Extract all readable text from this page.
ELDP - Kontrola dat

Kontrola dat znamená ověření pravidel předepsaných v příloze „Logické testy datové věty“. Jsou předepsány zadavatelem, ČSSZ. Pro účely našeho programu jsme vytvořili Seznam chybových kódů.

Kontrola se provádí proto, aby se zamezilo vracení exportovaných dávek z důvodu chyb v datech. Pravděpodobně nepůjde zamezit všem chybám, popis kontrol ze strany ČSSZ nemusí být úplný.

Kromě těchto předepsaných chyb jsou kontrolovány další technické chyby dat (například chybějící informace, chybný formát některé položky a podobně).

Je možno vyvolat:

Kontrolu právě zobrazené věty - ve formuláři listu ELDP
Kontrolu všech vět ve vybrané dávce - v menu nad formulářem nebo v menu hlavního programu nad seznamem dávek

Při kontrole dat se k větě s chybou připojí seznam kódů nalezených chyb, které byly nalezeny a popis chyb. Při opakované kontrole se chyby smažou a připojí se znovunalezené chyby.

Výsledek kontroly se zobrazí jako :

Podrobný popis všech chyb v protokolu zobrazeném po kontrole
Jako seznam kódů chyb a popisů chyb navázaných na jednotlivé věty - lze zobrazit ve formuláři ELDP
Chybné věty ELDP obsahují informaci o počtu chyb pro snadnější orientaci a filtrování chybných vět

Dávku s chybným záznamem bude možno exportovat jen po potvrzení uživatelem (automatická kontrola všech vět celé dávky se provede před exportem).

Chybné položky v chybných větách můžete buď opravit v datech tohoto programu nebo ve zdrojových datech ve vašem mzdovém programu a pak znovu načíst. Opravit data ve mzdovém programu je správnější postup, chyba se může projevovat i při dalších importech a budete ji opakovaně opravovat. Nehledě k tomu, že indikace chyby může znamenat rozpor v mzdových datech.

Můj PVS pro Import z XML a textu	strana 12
◇ ◇ ◇
Scan the listing above. Gather each line that contains the word "položky".

## WRITTEN REPLY
Kromě těchto předepsaných chyb jsou kontrolovány další technické chyby dat (například chybějící informace, chybný formát některé položky a podobně).
Chybné položky v chybných větách můžete buď opravit v datech tohoto programu nebo ve zdrojových datech ve vašem mzdovém programu a pak znovu načíst. Opravit data ve mzdovém programu je správnější postup, chyba se může projevovat i při dalších importech a budete ji opakovaně opravovat. Nehledě k tomu, že indikace chyby může znamenat rozpor v mzdových datech.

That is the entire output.